Listed records>
*****

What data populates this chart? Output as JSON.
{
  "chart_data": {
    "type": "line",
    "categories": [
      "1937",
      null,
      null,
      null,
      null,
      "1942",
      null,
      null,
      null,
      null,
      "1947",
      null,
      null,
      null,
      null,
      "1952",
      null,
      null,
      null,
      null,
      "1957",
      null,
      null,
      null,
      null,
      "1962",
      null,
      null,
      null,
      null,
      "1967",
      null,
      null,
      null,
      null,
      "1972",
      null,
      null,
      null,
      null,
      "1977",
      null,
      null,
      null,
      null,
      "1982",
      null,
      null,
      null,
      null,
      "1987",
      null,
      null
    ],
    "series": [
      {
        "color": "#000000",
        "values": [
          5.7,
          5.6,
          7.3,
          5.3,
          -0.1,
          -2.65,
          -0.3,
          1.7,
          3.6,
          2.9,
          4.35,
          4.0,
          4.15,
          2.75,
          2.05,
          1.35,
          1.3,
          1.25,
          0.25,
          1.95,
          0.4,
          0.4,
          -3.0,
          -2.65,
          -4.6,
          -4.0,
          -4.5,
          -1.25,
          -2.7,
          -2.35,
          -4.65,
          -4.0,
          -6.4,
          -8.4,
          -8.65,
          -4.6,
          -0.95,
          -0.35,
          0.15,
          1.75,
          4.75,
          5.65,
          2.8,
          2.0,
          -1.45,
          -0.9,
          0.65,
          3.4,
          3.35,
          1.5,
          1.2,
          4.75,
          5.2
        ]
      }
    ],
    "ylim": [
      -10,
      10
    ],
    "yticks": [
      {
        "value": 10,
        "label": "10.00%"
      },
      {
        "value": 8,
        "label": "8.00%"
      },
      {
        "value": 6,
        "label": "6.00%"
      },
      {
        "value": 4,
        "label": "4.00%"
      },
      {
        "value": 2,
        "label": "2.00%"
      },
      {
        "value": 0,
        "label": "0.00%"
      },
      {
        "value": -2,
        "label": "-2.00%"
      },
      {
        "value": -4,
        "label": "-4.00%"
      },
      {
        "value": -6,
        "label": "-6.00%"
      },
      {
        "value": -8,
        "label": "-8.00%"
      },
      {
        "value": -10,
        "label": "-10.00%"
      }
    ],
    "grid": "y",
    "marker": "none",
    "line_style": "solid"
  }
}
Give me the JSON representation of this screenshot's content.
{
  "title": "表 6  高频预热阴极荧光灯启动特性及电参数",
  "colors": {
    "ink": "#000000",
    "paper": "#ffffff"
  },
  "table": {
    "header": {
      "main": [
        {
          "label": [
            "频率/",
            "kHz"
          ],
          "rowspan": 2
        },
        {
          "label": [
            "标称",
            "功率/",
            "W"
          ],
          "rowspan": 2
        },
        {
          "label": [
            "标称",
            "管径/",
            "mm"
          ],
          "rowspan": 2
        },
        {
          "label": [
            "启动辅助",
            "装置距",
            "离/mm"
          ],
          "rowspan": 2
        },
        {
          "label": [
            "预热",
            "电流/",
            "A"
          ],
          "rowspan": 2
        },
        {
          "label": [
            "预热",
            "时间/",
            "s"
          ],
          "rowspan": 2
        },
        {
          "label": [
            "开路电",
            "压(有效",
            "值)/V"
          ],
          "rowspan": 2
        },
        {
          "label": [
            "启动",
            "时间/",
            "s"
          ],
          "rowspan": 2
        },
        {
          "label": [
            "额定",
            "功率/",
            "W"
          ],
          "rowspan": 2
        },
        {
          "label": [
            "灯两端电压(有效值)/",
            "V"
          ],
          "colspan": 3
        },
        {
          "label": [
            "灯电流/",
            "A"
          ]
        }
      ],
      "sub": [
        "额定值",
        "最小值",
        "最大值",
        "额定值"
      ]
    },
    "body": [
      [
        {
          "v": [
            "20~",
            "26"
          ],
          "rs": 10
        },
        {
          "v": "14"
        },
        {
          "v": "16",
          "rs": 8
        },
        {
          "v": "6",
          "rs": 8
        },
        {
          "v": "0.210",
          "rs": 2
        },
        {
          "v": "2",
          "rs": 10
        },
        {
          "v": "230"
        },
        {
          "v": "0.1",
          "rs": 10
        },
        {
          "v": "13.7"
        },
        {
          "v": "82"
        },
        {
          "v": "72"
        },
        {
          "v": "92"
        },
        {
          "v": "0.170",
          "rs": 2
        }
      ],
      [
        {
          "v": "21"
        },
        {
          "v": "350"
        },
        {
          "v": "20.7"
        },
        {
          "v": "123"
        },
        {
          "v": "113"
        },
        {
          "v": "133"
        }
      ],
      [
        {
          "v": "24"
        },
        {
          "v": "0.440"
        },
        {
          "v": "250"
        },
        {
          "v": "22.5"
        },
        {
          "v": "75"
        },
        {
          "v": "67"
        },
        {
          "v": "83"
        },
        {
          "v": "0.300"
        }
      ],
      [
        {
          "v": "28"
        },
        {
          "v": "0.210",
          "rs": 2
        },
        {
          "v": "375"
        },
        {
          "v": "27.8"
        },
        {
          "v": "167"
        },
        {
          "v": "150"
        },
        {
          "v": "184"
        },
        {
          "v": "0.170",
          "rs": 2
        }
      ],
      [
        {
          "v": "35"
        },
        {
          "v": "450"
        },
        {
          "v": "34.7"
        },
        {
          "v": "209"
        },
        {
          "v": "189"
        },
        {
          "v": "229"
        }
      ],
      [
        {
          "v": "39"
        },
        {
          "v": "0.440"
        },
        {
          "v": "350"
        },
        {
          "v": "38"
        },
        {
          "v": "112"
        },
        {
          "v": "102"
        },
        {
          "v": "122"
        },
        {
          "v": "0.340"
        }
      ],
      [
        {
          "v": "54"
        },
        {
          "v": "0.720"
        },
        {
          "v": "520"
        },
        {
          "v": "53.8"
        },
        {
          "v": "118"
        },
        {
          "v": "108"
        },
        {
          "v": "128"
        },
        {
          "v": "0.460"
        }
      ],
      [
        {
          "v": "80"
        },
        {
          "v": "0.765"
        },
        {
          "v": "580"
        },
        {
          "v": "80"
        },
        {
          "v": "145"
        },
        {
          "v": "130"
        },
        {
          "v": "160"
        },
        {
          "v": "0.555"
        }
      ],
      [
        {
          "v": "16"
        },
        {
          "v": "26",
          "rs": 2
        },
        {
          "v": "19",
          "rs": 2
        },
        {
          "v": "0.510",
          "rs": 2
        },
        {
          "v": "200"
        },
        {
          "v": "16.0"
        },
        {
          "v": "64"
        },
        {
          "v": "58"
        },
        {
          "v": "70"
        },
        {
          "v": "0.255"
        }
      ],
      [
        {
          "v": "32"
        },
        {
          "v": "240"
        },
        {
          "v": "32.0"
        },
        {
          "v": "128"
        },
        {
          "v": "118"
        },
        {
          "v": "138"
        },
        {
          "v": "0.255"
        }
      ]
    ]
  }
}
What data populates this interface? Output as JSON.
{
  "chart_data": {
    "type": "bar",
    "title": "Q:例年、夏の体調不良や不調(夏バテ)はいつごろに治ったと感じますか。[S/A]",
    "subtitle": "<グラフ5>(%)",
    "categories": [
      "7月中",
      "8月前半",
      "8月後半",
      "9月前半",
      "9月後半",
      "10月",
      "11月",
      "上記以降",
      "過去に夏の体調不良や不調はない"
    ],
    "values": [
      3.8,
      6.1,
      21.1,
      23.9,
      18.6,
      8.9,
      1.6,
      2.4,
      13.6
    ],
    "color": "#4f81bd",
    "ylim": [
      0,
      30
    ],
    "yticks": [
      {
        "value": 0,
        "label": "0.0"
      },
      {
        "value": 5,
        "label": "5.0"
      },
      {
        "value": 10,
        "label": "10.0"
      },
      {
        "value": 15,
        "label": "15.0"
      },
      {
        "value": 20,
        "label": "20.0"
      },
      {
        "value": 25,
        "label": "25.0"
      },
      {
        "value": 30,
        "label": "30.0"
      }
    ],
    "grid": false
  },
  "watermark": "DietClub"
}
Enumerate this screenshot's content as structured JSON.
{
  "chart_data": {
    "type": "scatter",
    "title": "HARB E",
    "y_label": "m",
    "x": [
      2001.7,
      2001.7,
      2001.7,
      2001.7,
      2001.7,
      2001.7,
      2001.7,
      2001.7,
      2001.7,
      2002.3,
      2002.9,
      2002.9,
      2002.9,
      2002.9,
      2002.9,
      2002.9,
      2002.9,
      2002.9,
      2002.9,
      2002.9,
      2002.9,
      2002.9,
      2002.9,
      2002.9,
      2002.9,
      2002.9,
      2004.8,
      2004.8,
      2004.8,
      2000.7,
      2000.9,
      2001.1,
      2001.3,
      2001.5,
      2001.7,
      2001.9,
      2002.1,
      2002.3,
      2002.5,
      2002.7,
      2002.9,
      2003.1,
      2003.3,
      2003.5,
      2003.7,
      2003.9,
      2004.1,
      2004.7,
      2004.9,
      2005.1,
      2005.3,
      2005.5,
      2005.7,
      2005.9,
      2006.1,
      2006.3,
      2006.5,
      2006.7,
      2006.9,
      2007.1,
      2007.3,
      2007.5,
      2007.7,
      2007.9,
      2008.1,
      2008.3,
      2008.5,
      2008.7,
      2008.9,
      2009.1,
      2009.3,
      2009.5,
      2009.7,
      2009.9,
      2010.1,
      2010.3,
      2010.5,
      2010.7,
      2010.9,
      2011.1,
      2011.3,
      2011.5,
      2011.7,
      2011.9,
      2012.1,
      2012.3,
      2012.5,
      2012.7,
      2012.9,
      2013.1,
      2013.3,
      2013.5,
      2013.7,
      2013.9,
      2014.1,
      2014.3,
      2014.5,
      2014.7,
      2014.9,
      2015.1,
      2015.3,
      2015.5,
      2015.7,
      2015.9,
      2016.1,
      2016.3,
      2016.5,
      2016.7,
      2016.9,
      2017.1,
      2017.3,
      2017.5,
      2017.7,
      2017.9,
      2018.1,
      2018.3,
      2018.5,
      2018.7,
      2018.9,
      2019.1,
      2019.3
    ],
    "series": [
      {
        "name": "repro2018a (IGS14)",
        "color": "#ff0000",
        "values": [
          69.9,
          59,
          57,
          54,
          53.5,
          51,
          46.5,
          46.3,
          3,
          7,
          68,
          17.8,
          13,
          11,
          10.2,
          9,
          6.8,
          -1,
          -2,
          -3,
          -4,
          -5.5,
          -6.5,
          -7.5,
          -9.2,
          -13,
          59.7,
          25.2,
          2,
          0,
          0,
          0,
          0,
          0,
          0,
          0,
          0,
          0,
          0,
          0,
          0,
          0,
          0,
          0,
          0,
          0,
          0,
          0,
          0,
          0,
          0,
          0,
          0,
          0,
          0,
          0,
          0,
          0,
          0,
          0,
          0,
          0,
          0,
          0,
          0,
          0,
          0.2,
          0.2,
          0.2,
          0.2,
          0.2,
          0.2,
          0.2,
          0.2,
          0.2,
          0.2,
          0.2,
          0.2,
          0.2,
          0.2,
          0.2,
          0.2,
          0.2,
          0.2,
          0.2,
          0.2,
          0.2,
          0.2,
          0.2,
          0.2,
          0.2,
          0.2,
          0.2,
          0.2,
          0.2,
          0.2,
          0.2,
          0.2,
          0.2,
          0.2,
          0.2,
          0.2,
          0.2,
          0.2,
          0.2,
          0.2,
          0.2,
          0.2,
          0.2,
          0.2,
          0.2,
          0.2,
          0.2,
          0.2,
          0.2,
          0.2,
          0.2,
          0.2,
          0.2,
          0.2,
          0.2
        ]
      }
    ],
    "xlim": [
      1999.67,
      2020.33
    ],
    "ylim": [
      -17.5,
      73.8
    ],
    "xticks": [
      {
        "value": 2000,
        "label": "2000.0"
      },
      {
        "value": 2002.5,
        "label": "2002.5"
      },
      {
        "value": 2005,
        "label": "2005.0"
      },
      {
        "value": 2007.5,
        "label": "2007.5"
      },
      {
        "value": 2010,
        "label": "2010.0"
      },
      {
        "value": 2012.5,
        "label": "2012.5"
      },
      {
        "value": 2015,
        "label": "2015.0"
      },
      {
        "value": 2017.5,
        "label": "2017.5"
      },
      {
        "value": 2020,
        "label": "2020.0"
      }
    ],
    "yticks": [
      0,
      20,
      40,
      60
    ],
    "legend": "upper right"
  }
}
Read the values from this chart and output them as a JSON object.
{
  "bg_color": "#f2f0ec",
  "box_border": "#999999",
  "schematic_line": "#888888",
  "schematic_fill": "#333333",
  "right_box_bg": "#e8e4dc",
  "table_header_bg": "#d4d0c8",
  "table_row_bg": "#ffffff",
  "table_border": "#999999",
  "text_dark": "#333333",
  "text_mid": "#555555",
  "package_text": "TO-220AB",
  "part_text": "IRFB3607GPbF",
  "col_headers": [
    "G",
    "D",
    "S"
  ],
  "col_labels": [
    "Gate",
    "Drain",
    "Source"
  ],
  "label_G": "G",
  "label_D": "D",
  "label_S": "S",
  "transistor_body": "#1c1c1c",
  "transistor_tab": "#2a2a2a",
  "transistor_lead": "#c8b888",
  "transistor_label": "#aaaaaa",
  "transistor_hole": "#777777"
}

*****

Instructions to follow>
Your task is to write out the lines from the one with "Read the values" through the end of the records, exactly and with nothing added.

Reply to the task>
Read the values from this chart and output them as a JSON object.
{
  "bg_color": "#f2f0ec",
  "box_border": "#999999",
  "schematic_line": "#888888",
  "schematic_fill": "#333333",
  "right_box_bg": "#e8e4dc",
  "table_header_bg": "#d4d0c8",
  "table_row_bg": "#ffffff",
  "table_border": "#999999",
  "text_dark": "#333333",
  "text_mid": "#555555",
  "package_text": "TO-220AB",
  "part_text": "IRFB3607GPbF",
  "col_headers": [
    "G",
    "D",
    "S"
  ],
  "col_labels": [
    "Gate",
    "Drain",
    "Source"
  ],
  "label_G": "G",
  "label_D": "D",
  "label_S": "S",
  "transistor_body": "#1c1c1c",
  "transistor_tab": "#2a2a2a",
  "transistor_lead": "#c8b888",
  "transistor_label": "#aaaaaa",
  "transistor_hole": "#777777"
}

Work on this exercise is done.